▶ _Brief_: Where a line contains the word "Bottom", copy that line.

▶ _Source records_:
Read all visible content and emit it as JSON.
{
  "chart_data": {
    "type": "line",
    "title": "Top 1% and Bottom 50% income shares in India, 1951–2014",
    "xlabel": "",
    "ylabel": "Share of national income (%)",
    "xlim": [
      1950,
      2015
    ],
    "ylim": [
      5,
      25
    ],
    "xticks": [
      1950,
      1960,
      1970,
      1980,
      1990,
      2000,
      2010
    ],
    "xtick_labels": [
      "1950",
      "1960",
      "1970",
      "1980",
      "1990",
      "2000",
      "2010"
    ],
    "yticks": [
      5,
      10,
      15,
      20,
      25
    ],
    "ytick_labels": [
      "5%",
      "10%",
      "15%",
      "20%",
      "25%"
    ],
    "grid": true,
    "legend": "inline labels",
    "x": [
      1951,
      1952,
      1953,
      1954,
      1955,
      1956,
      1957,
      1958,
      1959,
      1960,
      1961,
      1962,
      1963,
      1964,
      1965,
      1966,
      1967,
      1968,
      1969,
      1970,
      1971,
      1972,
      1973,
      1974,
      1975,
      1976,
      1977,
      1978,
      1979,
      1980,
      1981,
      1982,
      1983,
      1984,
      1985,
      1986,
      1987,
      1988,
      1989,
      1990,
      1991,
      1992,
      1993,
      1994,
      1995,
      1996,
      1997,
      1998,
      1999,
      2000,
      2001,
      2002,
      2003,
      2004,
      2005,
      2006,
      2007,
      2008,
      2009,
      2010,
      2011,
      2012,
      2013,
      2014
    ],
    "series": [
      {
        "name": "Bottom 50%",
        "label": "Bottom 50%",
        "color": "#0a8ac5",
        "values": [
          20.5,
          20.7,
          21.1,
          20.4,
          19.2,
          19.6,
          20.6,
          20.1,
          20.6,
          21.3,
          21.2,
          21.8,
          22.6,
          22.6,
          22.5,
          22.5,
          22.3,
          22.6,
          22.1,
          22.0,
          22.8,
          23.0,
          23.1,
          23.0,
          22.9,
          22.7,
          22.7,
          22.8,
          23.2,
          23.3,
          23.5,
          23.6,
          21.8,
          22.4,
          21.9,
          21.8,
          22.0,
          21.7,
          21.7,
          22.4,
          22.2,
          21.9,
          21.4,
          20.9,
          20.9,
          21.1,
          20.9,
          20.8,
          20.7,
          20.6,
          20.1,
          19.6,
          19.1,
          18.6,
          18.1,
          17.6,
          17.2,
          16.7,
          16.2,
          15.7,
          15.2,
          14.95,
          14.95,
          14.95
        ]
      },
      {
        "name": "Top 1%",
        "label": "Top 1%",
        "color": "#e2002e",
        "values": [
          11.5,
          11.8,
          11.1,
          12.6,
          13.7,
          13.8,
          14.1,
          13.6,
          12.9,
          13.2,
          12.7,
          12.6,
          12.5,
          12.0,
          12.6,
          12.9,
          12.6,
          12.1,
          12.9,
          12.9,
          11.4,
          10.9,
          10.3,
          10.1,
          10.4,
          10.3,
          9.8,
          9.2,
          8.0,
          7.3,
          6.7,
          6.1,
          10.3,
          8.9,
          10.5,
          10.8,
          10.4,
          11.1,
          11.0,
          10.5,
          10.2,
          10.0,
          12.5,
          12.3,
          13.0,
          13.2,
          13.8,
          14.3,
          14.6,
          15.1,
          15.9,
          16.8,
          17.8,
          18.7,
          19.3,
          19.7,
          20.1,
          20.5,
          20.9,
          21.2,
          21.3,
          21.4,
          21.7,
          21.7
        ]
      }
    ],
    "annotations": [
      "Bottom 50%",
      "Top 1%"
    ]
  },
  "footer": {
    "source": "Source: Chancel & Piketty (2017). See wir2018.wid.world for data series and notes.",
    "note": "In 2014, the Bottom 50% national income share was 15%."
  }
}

▶ _Task answer_:
    "title": "Top 1% and Bottom 50% income shares in India, 1951–2014",
        "name": "Bottom 50%",
        "label": "Bottom 50%",
      "Bottom 50%",
    "note": "In 2014, the Bottom 50% national income share was 15%."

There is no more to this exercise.